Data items
-*-*-

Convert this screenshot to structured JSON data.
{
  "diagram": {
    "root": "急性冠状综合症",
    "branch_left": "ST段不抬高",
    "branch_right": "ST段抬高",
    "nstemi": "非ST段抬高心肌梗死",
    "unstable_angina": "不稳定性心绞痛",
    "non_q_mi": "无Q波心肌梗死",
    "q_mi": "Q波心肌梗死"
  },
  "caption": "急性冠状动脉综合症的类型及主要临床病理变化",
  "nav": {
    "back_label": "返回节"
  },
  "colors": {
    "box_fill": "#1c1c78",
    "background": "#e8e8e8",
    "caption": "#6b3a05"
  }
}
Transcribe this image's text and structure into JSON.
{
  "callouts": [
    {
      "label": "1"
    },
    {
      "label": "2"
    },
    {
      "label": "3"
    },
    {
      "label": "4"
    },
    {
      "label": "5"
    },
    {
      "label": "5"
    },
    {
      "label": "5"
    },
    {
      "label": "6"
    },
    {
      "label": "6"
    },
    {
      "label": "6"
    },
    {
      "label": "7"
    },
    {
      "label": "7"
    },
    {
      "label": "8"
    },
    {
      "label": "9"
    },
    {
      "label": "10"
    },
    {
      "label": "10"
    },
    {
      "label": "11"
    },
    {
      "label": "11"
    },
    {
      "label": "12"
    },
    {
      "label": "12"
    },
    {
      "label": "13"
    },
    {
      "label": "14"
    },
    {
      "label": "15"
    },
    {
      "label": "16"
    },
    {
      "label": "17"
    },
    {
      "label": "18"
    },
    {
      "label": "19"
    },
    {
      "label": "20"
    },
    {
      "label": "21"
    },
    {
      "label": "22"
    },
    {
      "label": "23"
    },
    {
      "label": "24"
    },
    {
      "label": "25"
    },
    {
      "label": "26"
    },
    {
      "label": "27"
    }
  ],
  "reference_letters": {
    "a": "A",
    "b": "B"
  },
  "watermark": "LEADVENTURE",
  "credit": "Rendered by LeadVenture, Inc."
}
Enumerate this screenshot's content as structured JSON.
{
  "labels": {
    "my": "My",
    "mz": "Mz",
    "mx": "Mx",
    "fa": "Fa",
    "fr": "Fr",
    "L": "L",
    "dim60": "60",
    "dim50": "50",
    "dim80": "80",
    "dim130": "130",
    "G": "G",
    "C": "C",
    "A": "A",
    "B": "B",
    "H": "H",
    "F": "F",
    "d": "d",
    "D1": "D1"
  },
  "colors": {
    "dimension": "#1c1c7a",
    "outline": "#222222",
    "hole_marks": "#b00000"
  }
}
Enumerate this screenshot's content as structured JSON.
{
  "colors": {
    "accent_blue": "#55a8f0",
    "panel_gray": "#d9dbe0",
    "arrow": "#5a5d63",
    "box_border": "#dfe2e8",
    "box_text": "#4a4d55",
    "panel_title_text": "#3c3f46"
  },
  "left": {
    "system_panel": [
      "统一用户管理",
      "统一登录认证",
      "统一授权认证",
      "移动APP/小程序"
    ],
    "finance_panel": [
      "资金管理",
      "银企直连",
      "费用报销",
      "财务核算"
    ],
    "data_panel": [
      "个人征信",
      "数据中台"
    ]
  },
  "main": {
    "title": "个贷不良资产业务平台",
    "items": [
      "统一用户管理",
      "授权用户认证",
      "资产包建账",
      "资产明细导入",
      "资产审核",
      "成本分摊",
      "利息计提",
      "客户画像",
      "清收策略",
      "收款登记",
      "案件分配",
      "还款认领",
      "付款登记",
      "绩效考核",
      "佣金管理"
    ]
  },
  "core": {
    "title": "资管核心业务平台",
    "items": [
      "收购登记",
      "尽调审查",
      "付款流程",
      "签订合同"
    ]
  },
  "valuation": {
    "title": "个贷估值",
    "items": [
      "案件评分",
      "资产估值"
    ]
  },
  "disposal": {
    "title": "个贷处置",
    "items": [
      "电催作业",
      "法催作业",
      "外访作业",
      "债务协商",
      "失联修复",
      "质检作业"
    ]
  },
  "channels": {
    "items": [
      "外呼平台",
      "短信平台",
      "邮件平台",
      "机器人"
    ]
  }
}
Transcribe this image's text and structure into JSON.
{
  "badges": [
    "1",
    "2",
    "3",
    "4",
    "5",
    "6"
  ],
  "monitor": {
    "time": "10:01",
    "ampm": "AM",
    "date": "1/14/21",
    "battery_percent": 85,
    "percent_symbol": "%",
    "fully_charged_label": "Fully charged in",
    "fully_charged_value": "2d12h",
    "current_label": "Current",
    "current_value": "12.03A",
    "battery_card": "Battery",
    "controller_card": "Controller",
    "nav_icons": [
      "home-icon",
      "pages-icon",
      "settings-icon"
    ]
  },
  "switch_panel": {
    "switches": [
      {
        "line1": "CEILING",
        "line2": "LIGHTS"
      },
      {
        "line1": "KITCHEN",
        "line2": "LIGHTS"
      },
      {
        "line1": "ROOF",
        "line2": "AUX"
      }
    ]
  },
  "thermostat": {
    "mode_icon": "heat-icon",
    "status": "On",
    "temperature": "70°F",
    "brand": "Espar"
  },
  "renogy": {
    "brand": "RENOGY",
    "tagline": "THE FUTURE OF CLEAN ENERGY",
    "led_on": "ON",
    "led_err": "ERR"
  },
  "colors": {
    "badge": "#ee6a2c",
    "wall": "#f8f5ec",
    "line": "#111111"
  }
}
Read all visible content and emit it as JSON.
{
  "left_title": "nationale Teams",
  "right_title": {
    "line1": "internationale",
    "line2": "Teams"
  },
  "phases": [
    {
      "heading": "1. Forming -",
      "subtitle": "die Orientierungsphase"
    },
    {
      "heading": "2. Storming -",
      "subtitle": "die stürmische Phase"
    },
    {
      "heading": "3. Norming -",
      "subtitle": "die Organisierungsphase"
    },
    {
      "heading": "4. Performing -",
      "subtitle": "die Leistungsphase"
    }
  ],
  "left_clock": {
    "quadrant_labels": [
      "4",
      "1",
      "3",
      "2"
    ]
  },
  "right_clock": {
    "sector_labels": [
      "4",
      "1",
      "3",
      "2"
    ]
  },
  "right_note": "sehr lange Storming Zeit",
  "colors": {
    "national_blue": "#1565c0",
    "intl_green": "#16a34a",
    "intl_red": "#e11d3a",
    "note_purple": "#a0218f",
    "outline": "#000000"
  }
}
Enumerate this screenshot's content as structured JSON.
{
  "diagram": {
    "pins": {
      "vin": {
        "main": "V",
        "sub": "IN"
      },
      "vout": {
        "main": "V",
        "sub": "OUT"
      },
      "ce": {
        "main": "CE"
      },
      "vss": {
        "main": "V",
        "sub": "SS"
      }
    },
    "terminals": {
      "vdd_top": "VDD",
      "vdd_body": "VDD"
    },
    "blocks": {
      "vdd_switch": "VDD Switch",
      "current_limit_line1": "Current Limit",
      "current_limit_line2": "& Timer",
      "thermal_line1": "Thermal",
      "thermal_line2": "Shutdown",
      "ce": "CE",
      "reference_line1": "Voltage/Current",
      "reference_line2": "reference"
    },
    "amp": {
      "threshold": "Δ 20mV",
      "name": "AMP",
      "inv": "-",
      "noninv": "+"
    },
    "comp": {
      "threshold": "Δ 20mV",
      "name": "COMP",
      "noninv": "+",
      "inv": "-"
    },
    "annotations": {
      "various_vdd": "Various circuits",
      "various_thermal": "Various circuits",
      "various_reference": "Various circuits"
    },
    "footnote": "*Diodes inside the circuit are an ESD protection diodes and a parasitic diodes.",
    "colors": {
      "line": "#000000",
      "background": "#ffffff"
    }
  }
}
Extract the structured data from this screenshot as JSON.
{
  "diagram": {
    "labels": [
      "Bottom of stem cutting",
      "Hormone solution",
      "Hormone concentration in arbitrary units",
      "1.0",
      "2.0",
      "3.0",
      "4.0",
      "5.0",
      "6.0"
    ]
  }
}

-*-*-

▸ **Instructions to follow**
Reproduce the records in full, exactly as written.

▸ **Complete response**
Convert this screenshot to structured JSON data.
{
  "diagram": {
    "root": "急性冠状综合症",
    "branch_left": "ST段不抬高",
    "branch_right": "ST段抬高",
    "nstemi": "非ST段抬高心肌梗死",
    "unstable_angina": "不稳定性心绞痛",
    "non_q_mi": "无Q波心肌梗死",
    "q_mi": "Q波心肌梗死"
  },
  "caption": "急性冠状动脉综合症的类型及主要临床病理变化",
  "nav": {
    "back_label": "返回节"
  },
  "colors": {
    "box_fill": "#1c1c78",
    "background": "#e8e8e8",
    "caption": "#6b3a05"
  }
}
Transcribe this image's text and structure into JSON.
{
  "callouts": [
    {
      "label": "1"
    },
    {
      "label": "2"
    },
    {
      "label": "3"
    },
    {
      "label": "4"
    },
    {
      "label": "5"
    },
    {
      "label": "5"
    },
    {
      "label": "5"
    },
    {
      "label": "6"
    },
    {
      "label": "6"
    },
    {
      "label": "6"
    },
    {
      "label": "7"
    },
    {
      "label": "7"
    },
    {
      "label": "8"
    },
    {
      "label": "9"
    },
    {
      "label": "10"
    },
    {
      "label": "10"
    },
    {
      "label": "11"
    },
    {
      "label": "11"
    },
    {
      "label": "12"
    },
    {
      "label": "12"
    },
    {
      "label": "13"
    },
    {
      "label": "14"
    },
    {
      "label": "15"
    },
    {
      "label": "16"
    },
    {
      "label": "17"
    },
    {
      "label": "18"
    },
    {
      "label": "19"
    },
    {
      "label": "20"
    },
    {
      "label": "21"
    },
    {
      "label": "22"
    },
    {
      "label": "23"
    },
    {
      "label": "24"
    },
    {
      "label": "25"
    },
    {
      "label": "26"
    },
    {
      "label": "27"
    }
  ],
  "reference_letters": {
    "a": "A",
    "b": "B"
  },
  "watermark": "LEADVENTURE",
  "credit": "Rendered by LeadVenture, Inc."
}
Enumerate this screenshot's content as structured JSON.
{
  "labels": {
    "my": "My",
    "mz": "Mz",
    "mx": "Mx",
    "fa": "Fa",
    "fr": "Fr",
    "L": "L",
    "dim60": "60",
    "dim50": "50",
    "dim80": "80",
    "dim130": "130",
    "G": "G",
    "C": "C",
    "A": "A",
    "B": "B",
    "H": "H",
    "F": "F",
    "d": "d",
    "D1": "D1"
  },
  "colors": {
    "dimension": "#1c1c7a",
    "outline": "#222222",
    "hole_marks": "#b00000"
  }
}
Enumerate this screenshot's content as structured JSON.
{
  "colors": {
    "accent_blue": "#55a8f0",
    "panel_gray": "#d9dbe0",
    "arrow": "#5a5d63",
    "box_border": "#dfe2e8",
    "box_text": "#4a4d55",
    "panel_title_text": "#3c3f46"
  },
  "left": {
    "system_panel": [
      "统一用户管理",
      "统一登录认证",
      "统一授权认证",
      "移动APP/小程序"
    ],
    "finance_panel": [
      "资金管理",
      "银企直连",
      "费用报销",
      "财务核算"
    ],
    "data_panel": [
      "个人征信",
      "数据中台"
    ]
  },
  "main": {
    "title": "个贷不良资产业务平台",
    "items": [
      "统一用户管理",
      "授权用户认证",
      "资产包建账",
      "资产明细导入",
      "资产审核",
      "成本分摊",
      "利息计提",
      "客户画像",
      "清收策略",
      "收款登记",
      "案件分配",
      "还款认领",
      "付款登记",
      "绩效考核",
      "佣金管理"
    ]
  },
  "core": {
    "title": "资管核心业务平台",
    "items": [
      "收购登记",
      "尽调审查",
      "付款流程",
      "签订合同"
    ]
  },
  "valuation": {
    "title": "个贷估值",
    "items": [
      "案件评分",
      "资产估值"
    ]
  },
  "disposal": {
    "title": "个贷处置",
    "items": [
      "电催作业",
      "法催作业",
      "外访作业",
      "债务协商",
      "失联修复",
      "质检作业"
    ]
  },
  "channels": {
    "items": [
      "外呼平台",
      "短信平台",
      "邮件平台",
      "机器人"
    ]
  }
}
Transcribe this image's text and structure into JSON.
{
  "badges": [
    "1",
    "2",
    "3",
    "4",
    "5",
    "6"
  ],
  "monitor": {
    "time": "10:01",
    "ampm": "AM",
    "date": "1/14/21",
    "battery_percent": 85,
    "percent_symbol": "%",
    "fully_charged_label": "Fully charged in",
    "fully_charged_value": "2d12h",
    "current_label": "Current",
    "current_value": "12.03A",
    "battery_card": "Battery",
    "controller_card": "Controller",
    "nav_icons": [
      "home-icon",
      "pages-icon",
      "settings-icon"
    ]
  },
  "switch_panel": {
    "switches": [
      {
        "line1": "CEILING",
        "line2": "LIGHTS"
      },
      {
        "line1": "KITCHEN",
        "line2": "LIGHTS"
      },
      {
        "line1": "ROOF",
        "line2": "AUX"
      }
    ]
  },
  "thermostat": {
    "mode_icon": "heat-icon",
    "status": "On",
    "temperature": "70°F",
    "brand": "Espar"
  },
  "renogy": {
    "brand": "RENOGY",
    "tagline": "THE FUTURE OF CLEAN ENERGY",
    "led_on": "ON",
    "led_err": "ERR"
  },
  "colors": {
    "badge": "#ee6a2c",
    "wall": "#f8f5ec",
    "line": "#111111"
  }
}
Read all visible content and emit it as JSON.
{
  "left_title": "nationale Teams",
  "right_title": {
    "line1": "internationale",
    "line2": "Teams"
  },
  "phases": [
    {
      "heading": "1. Forming -",
      "subtitle": "die Orientierungsphase"
    },
    {
      "heading": "2. Storming -",
      "subtitle": "die stürmische Phase"
    },
    {
      "heading": "3. Norming -",
      "subtitle": "die Organisierungsphase"
    },
    {
      "heading": "4. Performing -",
      "subtitle": "die Leistungsphase"
    }
  ],
  "left_clock": {
    "quadrant_labels": [
      "4",
      "1",
      "3",
      "2"
    ]
  },
  "right_clock": {
    "sector_labels": [
      "4",
      "1",
      "3",
      "2"
    ]
  },
  "right_note": "sehr lange Storming Zeit",
  "colors": {
    "national_blue": "#1565c0",
    "intl_green": "#16a34a",
    "intl_red": "#e11d3a",
    "note_purple": "#a0218f",
    "outline": "#000000"
  }
}
Enumerate this screenshot's content as structured JSON.
{
  "diagram": {
    "pins": {
      "vin": {
        "main": "V",
        "sub": "IN"
      },
      "vout": {
        "main": "V",
        "sub": "OUT"
      },
      "ce": {
        "main": "CE"
      },
      "vss": {
        "main": "V",
        "sub": "SS"
      }
    },
    "terminals": {
      "vdd_top": "VDD",
      "vdd_body": "VDD"
    },
    "blocks": {
      "vdd_switch": "VDD Switch",
      "current_limit_line1": "Current Limit",
      "current_limit_line2": "& Timer",
      "thermal_line1": "Thermal",
      "thermal_line2": "Shutdown",
      "ce": "CE",
      "reference_line1": "Voltage/Current",
      "reference_line2": "reference"
    },
    "amp": {
      "threshold": "Δ 20mV",
      "name": "AMP",
      "inv": "-",
      "noninv": "+"
    },
    "comp": {
      "threshold": "Δ 20mV",
      "name": "COMP",
      "noninv": "+",
      "inv": "-"
    },
    "annotations": {
      "various_vdd": "Various circuits",
      "various_thermal": "Various circuits",
      "various_reference": "Various circuits"
    },
    "footnote": "*Diodes inside the circuit are an ESD protection diodes and a parasitic diodes.",
    "colors": {
      "line": "#000000",
      "background": "#ffffff"
    }
  }
}
Extract the structured data from this screenshot as JSON.
{
  "diagram": {
    "labels": [
      "Bottom of stem cutting",
      "Hormone solution",
      "Hormone concentration in arbitrary units",
      "1.0",
      "2.0",
      "3.0",
      "4.0",
      "5.0",
      "6.0"
    ]
  }
}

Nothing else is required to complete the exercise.